Exercise description => Locate every line in the records below that holds the word "segundo" and return each one.

BEGIN Material for this exercise

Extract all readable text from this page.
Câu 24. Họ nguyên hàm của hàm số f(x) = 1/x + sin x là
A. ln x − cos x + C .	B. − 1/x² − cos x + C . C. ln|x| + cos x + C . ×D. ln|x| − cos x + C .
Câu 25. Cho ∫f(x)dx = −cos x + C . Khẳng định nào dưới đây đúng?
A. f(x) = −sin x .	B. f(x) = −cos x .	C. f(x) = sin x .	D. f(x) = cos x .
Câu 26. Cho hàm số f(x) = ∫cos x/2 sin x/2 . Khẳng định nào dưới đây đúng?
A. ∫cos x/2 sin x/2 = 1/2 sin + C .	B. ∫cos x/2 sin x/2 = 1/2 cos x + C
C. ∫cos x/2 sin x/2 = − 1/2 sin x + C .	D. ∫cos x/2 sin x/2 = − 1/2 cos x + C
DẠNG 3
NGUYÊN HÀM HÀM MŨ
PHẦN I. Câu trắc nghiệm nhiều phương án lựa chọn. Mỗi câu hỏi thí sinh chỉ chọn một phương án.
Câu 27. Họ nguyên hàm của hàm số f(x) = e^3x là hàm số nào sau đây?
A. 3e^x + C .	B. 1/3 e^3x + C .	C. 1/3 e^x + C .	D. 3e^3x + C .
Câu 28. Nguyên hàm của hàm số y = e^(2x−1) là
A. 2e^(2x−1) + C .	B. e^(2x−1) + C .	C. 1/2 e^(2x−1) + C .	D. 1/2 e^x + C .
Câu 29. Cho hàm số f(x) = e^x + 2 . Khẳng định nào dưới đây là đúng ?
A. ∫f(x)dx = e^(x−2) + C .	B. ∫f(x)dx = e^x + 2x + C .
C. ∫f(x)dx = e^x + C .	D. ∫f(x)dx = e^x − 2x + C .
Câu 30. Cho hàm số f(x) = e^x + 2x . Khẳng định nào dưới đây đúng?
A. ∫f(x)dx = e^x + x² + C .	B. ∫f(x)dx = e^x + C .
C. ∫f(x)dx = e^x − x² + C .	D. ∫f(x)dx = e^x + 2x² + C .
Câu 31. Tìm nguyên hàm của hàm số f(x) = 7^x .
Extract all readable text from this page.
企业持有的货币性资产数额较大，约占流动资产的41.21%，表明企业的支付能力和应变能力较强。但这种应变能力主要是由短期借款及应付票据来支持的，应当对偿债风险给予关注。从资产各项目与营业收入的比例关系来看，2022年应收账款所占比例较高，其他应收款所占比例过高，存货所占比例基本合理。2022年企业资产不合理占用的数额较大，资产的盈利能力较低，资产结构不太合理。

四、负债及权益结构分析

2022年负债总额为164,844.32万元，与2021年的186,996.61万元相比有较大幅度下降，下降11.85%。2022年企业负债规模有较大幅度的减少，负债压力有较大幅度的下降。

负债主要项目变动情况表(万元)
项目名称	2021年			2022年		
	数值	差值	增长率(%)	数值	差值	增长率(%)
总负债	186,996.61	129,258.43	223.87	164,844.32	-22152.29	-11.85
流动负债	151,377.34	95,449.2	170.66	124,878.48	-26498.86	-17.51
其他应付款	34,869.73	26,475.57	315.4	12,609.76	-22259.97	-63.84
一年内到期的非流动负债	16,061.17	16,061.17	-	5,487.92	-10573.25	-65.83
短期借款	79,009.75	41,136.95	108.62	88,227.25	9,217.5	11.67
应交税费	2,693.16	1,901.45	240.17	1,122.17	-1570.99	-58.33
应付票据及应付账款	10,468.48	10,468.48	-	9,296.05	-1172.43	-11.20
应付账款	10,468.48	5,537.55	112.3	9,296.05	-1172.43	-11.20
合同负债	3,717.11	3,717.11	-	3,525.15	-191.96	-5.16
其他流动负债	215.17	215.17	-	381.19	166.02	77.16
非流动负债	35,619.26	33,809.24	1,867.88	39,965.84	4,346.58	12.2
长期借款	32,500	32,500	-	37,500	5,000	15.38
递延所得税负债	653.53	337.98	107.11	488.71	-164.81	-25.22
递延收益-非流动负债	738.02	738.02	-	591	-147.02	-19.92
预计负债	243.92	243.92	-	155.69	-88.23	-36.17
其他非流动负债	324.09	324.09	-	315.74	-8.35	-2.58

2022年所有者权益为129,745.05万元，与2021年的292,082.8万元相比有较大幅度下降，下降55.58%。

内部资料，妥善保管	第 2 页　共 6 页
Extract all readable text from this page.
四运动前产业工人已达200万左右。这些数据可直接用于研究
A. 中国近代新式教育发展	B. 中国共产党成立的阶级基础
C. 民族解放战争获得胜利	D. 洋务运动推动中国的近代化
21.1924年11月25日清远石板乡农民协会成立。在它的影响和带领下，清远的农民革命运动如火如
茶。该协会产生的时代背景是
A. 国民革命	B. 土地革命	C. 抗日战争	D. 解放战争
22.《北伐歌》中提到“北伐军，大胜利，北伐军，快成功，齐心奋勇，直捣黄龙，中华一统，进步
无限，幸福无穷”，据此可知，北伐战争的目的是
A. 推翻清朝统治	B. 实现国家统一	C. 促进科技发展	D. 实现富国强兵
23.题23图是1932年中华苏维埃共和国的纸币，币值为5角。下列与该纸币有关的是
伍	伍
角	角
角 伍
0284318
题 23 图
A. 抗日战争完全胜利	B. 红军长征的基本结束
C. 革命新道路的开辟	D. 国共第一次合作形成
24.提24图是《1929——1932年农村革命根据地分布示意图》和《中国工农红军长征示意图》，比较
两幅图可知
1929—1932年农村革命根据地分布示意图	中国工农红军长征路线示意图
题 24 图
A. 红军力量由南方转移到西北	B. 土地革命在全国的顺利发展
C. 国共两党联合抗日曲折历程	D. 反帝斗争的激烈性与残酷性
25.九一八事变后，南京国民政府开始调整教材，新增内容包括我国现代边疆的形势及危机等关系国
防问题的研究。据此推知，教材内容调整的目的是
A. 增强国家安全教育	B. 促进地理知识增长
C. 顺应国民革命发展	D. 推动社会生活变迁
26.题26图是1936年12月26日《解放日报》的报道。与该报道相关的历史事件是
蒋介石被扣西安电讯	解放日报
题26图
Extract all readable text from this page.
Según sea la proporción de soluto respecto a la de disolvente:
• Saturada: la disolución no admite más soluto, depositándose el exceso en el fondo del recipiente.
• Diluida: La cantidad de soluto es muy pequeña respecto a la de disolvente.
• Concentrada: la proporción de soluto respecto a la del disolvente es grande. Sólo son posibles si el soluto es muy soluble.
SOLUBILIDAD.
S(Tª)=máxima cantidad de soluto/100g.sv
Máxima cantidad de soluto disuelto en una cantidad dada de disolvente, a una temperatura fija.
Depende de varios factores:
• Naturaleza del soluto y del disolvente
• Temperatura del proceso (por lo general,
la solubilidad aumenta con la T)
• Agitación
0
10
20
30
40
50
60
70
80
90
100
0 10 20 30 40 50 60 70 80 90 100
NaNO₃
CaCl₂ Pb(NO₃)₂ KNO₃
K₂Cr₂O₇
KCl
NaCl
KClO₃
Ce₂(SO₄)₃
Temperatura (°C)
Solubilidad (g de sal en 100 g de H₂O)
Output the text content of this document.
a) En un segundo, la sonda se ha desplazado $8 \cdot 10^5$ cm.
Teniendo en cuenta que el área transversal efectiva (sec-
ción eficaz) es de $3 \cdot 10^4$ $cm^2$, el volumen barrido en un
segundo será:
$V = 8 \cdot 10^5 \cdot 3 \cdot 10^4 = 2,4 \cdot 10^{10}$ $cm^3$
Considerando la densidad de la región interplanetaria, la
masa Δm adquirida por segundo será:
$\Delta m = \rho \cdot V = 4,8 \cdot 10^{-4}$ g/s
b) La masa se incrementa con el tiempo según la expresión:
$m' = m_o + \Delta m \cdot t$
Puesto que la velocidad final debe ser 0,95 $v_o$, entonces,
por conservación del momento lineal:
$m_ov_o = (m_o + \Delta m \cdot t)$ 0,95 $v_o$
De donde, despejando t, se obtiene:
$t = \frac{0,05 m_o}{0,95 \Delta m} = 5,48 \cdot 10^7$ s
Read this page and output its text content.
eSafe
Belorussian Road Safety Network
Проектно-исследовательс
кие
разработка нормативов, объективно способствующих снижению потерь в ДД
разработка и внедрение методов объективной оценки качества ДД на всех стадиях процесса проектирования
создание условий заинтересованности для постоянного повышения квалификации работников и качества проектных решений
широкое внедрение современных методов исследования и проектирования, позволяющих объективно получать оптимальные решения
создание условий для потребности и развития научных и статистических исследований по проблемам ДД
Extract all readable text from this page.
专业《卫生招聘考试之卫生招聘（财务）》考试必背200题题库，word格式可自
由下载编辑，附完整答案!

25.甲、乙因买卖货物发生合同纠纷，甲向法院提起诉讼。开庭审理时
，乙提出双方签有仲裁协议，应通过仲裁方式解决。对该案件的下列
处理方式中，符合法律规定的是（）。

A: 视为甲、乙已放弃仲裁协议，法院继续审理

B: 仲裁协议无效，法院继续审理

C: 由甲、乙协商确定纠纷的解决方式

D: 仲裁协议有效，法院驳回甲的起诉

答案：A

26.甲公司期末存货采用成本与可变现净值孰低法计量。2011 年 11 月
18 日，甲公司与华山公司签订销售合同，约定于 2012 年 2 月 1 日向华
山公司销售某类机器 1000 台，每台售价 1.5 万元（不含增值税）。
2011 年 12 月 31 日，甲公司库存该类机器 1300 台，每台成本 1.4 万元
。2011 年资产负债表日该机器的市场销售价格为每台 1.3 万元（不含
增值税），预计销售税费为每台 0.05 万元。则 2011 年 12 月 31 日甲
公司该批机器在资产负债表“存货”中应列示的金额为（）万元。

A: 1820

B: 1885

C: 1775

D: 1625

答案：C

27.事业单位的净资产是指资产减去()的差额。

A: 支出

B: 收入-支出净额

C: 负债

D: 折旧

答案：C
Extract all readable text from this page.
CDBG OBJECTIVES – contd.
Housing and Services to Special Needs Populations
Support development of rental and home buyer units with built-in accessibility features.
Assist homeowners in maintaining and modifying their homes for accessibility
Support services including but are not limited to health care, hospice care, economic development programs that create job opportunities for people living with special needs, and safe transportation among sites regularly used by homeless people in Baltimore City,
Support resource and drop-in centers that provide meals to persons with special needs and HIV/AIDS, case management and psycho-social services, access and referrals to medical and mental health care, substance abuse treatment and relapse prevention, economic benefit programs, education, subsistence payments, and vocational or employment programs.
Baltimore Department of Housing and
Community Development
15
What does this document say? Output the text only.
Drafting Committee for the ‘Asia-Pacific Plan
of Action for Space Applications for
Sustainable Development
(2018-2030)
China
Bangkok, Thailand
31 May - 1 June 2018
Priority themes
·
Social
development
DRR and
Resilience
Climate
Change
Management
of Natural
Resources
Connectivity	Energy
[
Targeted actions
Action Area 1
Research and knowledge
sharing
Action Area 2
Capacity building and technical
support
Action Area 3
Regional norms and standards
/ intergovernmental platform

END Material for this exercise

Reply to the task =>
a) En un segundo, la sonda se ha desplazado $8 \cdot 10^5$ cm.
segundo será:
masa Δm adquirida por segundo será:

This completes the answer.